- [What to produce]: Turn the lines of the records into a numbered list, starting at the beginning of the records and going on through the line containing "color-select[interactable]: ByLayer [335, 82, 476, 101]". Leave out any blank lines.
((
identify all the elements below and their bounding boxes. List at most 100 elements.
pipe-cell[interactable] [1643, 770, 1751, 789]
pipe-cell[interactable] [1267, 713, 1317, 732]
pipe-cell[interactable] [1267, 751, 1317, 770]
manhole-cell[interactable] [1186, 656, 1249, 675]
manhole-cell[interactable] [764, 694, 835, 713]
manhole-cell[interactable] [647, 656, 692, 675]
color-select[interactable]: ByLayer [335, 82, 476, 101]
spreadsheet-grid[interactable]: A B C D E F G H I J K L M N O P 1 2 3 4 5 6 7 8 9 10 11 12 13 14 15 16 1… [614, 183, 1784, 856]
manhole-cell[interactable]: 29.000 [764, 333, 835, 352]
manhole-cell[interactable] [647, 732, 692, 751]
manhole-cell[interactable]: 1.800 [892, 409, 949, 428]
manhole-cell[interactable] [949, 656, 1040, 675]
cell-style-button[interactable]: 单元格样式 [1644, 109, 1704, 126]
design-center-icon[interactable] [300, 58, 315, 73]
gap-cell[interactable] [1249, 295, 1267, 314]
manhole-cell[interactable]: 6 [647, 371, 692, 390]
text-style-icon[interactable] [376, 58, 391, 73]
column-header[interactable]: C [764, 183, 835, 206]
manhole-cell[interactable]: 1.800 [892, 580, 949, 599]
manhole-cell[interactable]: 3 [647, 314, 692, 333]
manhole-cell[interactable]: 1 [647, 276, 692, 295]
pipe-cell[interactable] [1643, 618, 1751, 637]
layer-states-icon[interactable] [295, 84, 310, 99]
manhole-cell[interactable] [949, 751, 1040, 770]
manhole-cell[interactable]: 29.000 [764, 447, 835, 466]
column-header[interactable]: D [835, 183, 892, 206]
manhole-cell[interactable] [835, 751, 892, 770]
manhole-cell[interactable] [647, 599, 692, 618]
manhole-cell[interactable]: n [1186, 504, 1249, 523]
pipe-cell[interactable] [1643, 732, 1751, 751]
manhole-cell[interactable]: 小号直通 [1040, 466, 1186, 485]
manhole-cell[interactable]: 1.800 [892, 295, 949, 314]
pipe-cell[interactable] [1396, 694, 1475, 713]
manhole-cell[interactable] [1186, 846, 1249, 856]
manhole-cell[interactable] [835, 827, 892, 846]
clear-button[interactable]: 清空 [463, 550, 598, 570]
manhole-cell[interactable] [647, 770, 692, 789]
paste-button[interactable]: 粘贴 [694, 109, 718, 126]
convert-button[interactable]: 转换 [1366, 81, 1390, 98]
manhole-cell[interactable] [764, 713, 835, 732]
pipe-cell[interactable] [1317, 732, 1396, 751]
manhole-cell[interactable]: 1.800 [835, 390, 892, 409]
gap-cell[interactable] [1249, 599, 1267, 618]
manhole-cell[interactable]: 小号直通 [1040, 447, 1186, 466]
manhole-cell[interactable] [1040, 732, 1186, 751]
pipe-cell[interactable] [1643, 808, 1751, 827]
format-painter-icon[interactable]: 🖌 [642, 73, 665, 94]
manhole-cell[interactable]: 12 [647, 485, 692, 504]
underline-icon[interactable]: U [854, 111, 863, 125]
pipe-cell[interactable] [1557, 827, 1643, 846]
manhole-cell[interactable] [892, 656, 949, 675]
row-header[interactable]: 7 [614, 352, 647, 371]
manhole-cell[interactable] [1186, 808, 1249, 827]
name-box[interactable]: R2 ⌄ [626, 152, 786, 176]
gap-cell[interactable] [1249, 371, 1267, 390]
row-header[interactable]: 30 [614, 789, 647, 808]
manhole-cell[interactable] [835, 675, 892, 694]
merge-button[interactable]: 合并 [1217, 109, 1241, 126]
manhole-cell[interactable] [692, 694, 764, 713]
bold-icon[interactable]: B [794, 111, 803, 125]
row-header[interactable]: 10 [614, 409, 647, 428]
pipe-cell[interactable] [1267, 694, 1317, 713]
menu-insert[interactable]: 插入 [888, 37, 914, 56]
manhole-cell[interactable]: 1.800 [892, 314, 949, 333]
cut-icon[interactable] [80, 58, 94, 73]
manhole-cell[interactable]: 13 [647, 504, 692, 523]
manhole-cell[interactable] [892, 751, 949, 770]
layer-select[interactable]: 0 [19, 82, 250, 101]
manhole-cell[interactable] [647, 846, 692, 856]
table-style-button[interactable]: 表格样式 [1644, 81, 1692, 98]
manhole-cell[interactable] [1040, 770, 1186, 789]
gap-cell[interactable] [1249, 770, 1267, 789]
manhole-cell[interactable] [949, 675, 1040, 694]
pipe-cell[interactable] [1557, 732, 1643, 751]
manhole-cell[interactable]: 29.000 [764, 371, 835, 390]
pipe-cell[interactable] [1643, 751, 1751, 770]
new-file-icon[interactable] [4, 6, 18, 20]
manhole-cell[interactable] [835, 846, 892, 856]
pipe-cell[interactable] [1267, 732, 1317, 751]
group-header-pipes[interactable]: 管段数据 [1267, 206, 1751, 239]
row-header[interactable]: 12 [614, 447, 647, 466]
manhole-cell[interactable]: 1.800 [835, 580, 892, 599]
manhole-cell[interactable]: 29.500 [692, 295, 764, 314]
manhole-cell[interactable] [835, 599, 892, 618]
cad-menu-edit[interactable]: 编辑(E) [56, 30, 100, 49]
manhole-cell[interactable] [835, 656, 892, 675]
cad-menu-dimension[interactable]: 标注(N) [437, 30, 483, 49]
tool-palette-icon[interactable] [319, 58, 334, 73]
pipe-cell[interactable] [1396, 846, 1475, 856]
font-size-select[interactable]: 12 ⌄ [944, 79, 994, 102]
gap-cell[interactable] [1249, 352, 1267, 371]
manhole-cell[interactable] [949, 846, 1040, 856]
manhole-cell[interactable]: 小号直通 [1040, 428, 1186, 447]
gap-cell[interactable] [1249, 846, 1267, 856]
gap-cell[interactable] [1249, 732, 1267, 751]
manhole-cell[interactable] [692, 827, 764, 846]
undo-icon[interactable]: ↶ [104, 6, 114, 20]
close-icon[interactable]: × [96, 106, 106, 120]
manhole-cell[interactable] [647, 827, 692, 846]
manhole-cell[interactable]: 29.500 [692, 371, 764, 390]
))
- [Solution for this problem]:
1. identify all the elements below and their bounding boxes. List at most 100 elements.
2. pipe-cell[interactable] [1643, 770, 1751, 789]
3. pipe-cell[interactable] [1267, 713, 1317, 732]
4. pipe-cell[interactable] [1267, 751, 1317, 770]
5. manhole-cell[interactable] [1186, 656, 1249, 675]
6. manhole-cell[interactable] [764, 694, 835, 713]
7. manhole-cell[interactable] [647, 656, 692, 675]
8. color-select[interactable]: ByLayer [335, 82, 476, 101]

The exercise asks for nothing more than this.